### Exercise:
Return every entry exactly as written.

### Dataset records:

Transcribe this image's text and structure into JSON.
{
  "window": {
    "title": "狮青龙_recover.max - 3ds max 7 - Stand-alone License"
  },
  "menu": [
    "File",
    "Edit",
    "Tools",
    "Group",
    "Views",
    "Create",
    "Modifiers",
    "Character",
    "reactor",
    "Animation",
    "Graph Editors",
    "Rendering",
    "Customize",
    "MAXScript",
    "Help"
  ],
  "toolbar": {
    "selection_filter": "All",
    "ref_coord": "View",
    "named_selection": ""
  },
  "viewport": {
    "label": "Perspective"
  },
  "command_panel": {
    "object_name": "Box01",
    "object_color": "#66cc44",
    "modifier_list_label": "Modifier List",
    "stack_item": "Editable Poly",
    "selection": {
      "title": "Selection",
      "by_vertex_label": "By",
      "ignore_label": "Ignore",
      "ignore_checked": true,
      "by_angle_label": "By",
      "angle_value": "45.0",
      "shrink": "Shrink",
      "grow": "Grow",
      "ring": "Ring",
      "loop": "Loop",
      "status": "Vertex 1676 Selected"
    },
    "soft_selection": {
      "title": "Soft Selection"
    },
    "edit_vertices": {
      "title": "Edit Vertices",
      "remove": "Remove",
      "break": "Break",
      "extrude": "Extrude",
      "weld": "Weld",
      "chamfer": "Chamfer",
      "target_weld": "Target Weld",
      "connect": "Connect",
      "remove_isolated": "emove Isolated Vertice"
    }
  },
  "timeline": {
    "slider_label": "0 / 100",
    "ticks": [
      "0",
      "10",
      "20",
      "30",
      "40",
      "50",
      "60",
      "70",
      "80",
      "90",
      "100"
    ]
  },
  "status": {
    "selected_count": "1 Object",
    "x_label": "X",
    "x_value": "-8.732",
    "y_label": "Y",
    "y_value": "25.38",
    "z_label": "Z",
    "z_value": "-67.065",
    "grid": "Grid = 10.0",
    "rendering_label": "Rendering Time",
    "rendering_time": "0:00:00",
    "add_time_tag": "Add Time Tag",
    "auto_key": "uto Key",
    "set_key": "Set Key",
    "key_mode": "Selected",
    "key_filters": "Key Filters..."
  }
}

### Completed task:
Transcribe this image's text and structure into JSON.
{
  "window": {
    "title": "狮青龙_recover.max - 3ds max 7 - Stand-alone License"
  },
  "menu": [
    "File",
    "Edit",
    "Tools",
    "Group",
    "Views",
    "Create",
    "Modifiers",
    "Character",
    "reactor",
    "Animation",
    "Graph Editors",
    "Rendering",
    "Customize",
    "MAXScript",
    "Help"
  ],
  "toolbar": {
    "selection_filter": "All",
    "ref_coord": "View",
    "named_selection": ""
  },
  "viewport": {
    "label": "Perspective"
  },
  "command_panel": {
    "object_name": "Box01",
    "object_color": "#66cc44",
    "modifier_list_label": "Modifier List",
    "stack_item": "Editable Poly",
    "selection": {
      "title": "Selection",
      "by_vertex_label": "By",
      "ignore_label": "Ignore",
      "ignore_checked": true,
      "by_angle_label": "By",
      "angle_value": "45.0",
      "shrink": "Shrink",
      "grow": "Grow",
      "ring": "Ring",
      "loop": "Loop",
      "status": "Vertex 1676 Selected"
    },
    "soft_selection": {
      "title": "Soft Selection"
    },
    "edit_vertices": {
      "title": "Edit Vertices",
      "remove": "Remove",
      "break": "Break",
      "extrude": "Extrude",
      "weld": "Weld",
      "chamfer": "Chamfer",
      "target_weld": "Target Weld",
      "connect": "Connect",
      "remove_isolated": "emove Isolated Vertice"
    }
  },
  "timeline": {
    "slider_label": "0 / 100",
    "ticks": [
      "0",
      "10",
      "20",
      "30",
      "40",
      "50",
      "60",
      "70",
      "80",
      "90",
      "100"
    ]
  },
  "status": {
    "selected_count": "1 Object",
    "x_label": "X",
    "x_value": "-8.732",
    "y_label": "Y",
    "y_value": "25.38",
    "z_label": "Z",
    "z_value": "-67.065",
    "grid": "Grid = 10.0",
    "rendering_label": "Rendering Time",
    "rendering_time": "0:00:00",
    "add_time_tag": "Add Time Tag",
    "auto_key": "uto Key",
    "set_key": "Set Key",
    "key_mode": "Selected",
    "key_filters": "Key Filters..."
  }
}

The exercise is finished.